- **Task to complete**: Repeat the entire listing exactly as written.

- **Dataset extract**:
========================================================================

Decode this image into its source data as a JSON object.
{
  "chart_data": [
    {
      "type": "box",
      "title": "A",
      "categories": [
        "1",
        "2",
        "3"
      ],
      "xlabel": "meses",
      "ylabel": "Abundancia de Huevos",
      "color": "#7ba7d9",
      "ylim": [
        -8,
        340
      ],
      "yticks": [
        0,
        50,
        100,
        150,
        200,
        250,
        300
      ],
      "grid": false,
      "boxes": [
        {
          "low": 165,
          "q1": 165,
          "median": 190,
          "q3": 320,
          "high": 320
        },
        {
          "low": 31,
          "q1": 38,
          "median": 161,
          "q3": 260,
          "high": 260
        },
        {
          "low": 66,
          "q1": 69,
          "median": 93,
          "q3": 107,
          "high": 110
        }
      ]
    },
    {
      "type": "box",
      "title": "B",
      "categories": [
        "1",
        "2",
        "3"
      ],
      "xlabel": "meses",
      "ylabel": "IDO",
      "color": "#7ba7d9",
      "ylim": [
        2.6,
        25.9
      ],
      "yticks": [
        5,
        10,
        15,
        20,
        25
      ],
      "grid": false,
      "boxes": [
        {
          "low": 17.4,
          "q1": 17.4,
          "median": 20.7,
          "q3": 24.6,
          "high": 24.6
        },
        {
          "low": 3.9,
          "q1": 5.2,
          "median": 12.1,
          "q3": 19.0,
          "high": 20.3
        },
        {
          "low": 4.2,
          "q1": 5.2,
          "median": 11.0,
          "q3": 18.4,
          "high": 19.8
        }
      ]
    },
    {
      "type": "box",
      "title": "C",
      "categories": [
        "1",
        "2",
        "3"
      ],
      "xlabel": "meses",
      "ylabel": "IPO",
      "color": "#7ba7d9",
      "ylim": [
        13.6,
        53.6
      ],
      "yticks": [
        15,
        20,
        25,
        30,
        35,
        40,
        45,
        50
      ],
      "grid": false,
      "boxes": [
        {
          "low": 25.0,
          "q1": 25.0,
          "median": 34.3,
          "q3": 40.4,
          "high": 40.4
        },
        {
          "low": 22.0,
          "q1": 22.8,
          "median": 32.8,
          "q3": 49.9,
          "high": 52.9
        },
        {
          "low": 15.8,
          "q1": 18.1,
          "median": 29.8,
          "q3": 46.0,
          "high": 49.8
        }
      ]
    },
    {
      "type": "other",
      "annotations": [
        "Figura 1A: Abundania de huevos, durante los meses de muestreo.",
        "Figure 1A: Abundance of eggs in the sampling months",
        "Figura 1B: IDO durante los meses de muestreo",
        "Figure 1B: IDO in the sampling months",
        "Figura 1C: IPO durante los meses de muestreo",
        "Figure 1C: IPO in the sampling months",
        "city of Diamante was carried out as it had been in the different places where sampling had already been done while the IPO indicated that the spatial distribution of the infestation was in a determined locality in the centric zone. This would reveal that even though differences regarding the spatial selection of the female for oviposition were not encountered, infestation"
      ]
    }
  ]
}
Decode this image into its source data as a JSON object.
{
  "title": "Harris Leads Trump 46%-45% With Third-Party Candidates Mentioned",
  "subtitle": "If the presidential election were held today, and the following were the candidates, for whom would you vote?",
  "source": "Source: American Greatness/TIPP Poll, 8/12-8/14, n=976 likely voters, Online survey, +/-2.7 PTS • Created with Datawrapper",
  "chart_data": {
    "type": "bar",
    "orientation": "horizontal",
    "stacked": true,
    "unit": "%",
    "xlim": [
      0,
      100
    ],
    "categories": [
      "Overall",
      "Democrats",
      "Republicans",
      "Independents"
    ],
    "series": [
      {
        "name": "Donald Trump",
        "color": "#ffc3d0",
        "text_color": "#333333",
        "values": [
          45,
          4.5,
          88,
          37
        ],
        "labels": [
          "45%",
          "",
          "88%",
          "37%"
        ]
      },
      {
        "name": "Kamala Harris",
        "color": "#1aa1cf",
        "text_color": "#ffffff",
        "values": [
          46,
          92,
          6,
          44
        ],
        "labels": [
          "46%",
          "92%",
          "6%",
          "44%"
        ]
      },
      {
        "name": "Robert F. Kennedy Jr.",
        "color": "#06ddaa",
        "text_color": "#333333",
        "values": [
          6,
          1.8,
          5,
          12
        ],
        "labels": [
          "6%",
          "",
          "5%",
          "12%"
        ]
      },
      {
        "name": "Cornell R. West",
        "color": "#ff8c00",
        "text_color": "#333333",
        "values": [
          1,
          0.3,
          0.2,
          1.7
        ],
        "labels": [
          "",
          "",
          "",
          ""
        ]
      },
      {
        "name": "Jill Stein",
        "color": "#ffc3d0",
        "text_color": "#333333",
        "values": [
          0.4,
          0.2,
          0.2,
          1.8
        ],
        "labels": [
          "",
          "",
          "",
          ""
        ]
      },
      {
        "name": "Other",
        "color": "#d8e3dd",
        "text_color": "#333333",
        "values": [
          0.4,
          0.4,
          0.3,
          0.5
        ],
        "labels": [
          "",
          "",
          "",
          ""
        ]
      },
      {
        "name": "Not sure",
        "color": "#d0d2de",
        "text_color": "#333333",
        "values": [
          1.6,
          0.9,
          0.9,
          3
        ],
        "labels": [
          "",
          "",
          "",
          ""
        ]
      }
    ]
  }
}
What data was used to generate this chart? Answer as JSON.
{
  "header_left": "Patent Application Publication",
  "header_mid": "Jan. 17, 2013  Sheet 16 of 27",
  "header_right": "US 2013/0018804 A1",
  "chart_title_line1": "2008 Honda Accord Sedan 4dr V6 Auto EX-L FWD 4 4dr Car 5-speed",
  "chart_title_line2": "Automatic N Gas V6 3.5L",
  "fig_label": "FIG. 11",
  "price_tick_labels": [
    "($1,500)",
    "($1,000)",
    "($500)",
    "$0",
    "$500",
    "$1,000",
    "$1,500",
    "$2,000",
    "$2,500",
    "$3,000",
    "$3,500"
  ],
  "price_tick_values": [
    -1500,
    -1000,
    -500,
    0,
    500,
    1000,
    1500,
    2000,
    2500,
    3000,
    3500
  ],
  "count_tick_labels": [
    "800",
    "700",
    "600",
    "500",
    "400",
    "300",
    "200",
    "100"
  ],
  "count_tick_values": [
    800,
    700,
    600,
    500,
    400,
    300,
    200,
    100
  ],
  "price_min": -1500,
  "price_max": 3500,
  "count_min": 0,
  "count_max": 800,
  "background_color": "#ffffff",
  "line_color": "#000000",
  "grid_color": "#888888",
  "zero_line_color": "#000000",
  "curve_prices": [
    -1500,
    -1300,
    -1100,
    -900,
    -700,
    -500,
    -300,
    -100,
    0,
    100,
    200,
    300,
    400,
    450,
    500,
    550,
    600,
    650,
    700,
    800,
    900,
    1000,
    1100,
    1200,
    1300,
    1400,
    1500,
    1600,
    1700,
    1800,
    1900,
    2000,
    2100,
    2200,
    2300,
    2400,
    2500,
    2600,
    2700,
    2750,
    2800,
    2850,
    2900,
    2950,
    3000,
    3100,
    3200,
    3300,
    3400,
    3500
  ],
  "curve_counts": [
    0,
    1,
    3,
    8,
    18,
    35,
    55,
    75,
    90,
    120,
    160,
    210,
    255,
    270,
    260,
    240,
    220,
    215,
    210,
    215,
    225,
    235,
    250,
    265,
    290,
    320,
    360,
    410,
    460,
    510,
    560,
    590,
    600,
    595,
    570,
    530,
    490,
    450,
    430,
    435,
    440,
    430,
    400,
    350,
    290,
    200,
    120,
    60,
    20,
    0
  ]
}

========================================================================

- **Reply**:
Decode this image into its source data as a JSON object.
{
  "chart_data": [
    {
      "type": "box",
      "title": "A",
      "categories": [
        "1",
        "2",
        "3"
      ],
      "xlabel": "meses",
      "ylabel": "Abundancia de Huevos",
      "color": "#7ba7d9",
      "ylim": [
        -8,
        340
      ],
      "yticks": [
        0,
        50,
        100,
        150,
        200,
        250,
        300
      ],
      "grid": false,
      "boxes": [
        {
          "low": 165,
          "q1": 165,
          "median": 190,
          "q3": 320,
          "high": 320
        },
        {
          "low": 31,
          "q1": 38,
          "median": 161,
          "q3": 260,
          "high": 260
        },
        {
          "low": 66,
          "q1": 69,
          "median": 93,
          "q3": 107,
          "high": 110
        }
      ]
    },
    {
      "type": "box",
      "title": "B",
      "categories": [
        "1",
        "2",
        "3"
      ],
      "xlabel": "meses",
      "ylabel": "IDO",
      "color": "#7ba7d9",
      "ylim": [
        2.6,
        25.9
      ],
      "yticks": [
        5,
        10,
        15,
        20,
        25
      ],
      "grid": false,
      "boxes": [
        {
          "low": 17.4,
          "q1": 17.4,
          "median": 20.7,
          "q3": 24.6,
          "high": 24.6
        },
        {
          "low": 3.9,
          "q1": 5.2,
          "median": 12.1,
          "q3": 19.0,
          "high": 20.3
        },
        {
          "low": 4.2,
          "q1": 5.2,
          "median": 11.0,
          "q3": 18.4,
          "high": 19.8
        }
      ]
    },
    {
      "type": "box",
      "title": "C",
      "categories": [
        "1",
        "2",
        "3"
      ],
      "xlabel": "meses",
      "ylabel": "IPO",
      "color": "#7ba7d9",
      "ylim": [
        13.6,
        53.6
      ],
      "yticks": [
        15,
        20,
        25,
        30,
        35,
        40,
        45,
        50
      ],
      "grid": false,
      "boxes": [
        {
          "low": 25.0,
          "q1": 25.0,
          "median": 34.3,
          "q3": 40.4,
          "high": 40.4
        },
        {
          "low": 22.0,
          "q1": 22.8,
          "median": 32.8,
          "q3": 49.9,
          "high": 52.9
        },
        {
          "low": 15.8,
          "q1": 18.1,
          "median": 29.8,
          "q3": 46.0,
          "high": 49.8
        }
      ]
    },
    {
      "type": "other",
      "annotations": [
        "Figura 1A: Abundania de huevos, durante los meses de muestreo.",
        "Figure 1A: Abundance of eggs in the sampling months",
        "Figura 1B: IDO durante los meses de muestreo",
        "Figure 1B: IDO in the sampling months",
        "Figura 1C: IPO durante los meses de muestreo",
        "Figure 1C: IPO in the sampling months",
        "city of Diamante was carried out as it had been in the different places where sampling had already been done while the IPO indicated that the spatial distribution of the infestation was in a determined locality in the centric zone. This would reveal that even though differences regarding the spatial selection of the female for oviposition were not encountered, infestation"
      ]
    }
  ]
}
Decode this image into its source data as a JSON object.
{
  "title": "Harris Leads Trump 46%-45% With Third-Party Candidates Mentioned",
  "subtitle": "If the presidential election were held today, and the following were the candidates, for whom would you vote?",
  "source": "Source: American Greatness/TIPP Poll, 8/12-8/14, n=976 likely voters, Online survey, +/-2.7 PTS • Created with Datawrapper",
  "chart_data": {
    "type": "bar",
    "orientation": "horizontal",
    "stacked": true,
    "unit": "%",
    "xlim": [
      0,
      100
    ],
    "categories": [
      "Overall",
      "Democrats",
      "Republicans",
      "Independents"
    ],
    "series": [
      {
        "name": "Donald Trump",
        "color": "#ffc3d0",
        "text_color": "#333333",
        "values": [
          45,
          4.5,
          88,
          37
        ],
        "labels": [
          "45%",
          "",
          "88%",
          "37%"
        ]
      },
      {
        "name": "Kamala Harris",
        "color": "#1aa1cf",
        "text_color": "#ffffff",
        "values": [
          46,
          92,
          6,
          44
        ],
        "labels": [
          "46%",
          "92%",
          "6%",
          "44%"
        ]
      },
      {
        "name": "Robert F. Kennedy Jr.",
        "color": "#06ddaa",
        "text_color": "#333333",
        "values": [
          6,
          1.8,
          5,
          12
        ],
        "labels": [
          "6%",
          "",
          "5%",
          "12%"
        ]
      },
      {
        "name": "Cornell R. West",
        "color": "#ff8c00",
        "text_color": "#333333",
        "values": [
          1,
          0.3,
          0.2,
          1.7
        ],
        "labels": [
          "",
          "",
          "",
          ""
        ]
      },
      {
        "name": "Jill Stein",
        "color": "#ffc3d0",
        "text_color": "#333333",
        "values": [
          0.4,
          0.2,
          0.2,
          1.8
        ],
        "labels": [
          "",
          "",
          "",
          ""
        ]
      },
      {
        "name": "Other",
        "color": "#d8e3dd",
        "text_color": "#333333",
        "values": [
          0.4,
          0.4,
          0.3,
          0.5
        ],
        "labels": [
          "",
          "",
          "",
          ""
        ]
      },
      {
        "name": "Not sure",
        "color": "#d0d2de",
        "text_color": "#333333",
        "values": [
          1.6,
          0.9,
          0.9,
          3
        ],
        "labels": [
          "",
          "",
          "",
          ""
        ]
      }
    ]
  }
}
What data was used to generate this chart? Answer as JSON.
{
  "header_left": "Patent Application Publication",
  "header_mid": "Jan. 17, 2013  Sheet 16 of 27",
  "header_right": "US 2013/0018804 A1",
  "chart_title_line1": "2008 Honda Accord Sedan 4dr V6 Auto EX-L FWD 4 4dr Car 5-speed",
  "chart_title_line2": "Automatic N Gas V6 3.5L",
  "fig_label": "FIG. 11",
  "price_tick_labels": [
    "($1,500)",
    "($1,000)",
    "($500)",
    "$0",
    "$500",
    "$1,000",
    "$1,500",
    "$2,000",
    "$2,500",
    "$3,000",
    "$3,500"
  ],
  "price_tick_values": [
    -1500,
    -1000,
    -500,
    0,
    500,
    1000,
    1500,
    2000,
    2500,
    3000,
    3500
  ],
  "count_tick_labels": [
    "800",
    "700",
    "600",
    "500",
    "400",
    "300",
    "200",
    "100"
  ],
  "count_tick_values": [
    800,
    700,
    600,
    500,
    400,
    300,
    200,
    100
  ],
  "price_min": -1500,
  "price_max": 3500,
  "count_min": 0,
  "count_max": 800,
  "background_color": "#ffffff",
  "line_color": "#000000",
  "grid_color": "#888888",
  "zero_line_color": "#000000",
  "curve_prices": [
    -1500,
    -1300,
    -1100,
    -900,
    -700,
    -500,
    -300,
    -100,
    0,
    100,
    200,
    300,
    400,
    450,
    500,
    550,
    600,
    650,
    700,
    800,
    900,
    1000,
    1100,
    1200,
    1300,
    1400,
    1500,
    1600,
    1700,
    1800,
    1900,
    2000,
    2100,
    2200,
    2300,
    2400,
    2500,
    2600,
    2700,
    2750,
    2800,
    2850,
    2900,
    2950,
    3000,
    3100,
    3200,
    3300,
    3400,
    3500
  ],
  "curve_counts": [
    0,
    1,
    3,
    8,
    18,
    35,
    55,
    75,
    90,
    120,
    160,
    210,
    255,
    270,
    260,
    240,
    220,
    215,
    210,
    215,
    225,
    235,
    250,
    265,
    290,
    320,
    360,
    410,
    460,
    510,
    560,
    590,
    600,
    595,
    570,
    530,
    490,
    450,
    430,
    435,
    440,
    430,
    400,
    350,
    290,
    200,
    120,
    60,
    20,
    0
  ]
}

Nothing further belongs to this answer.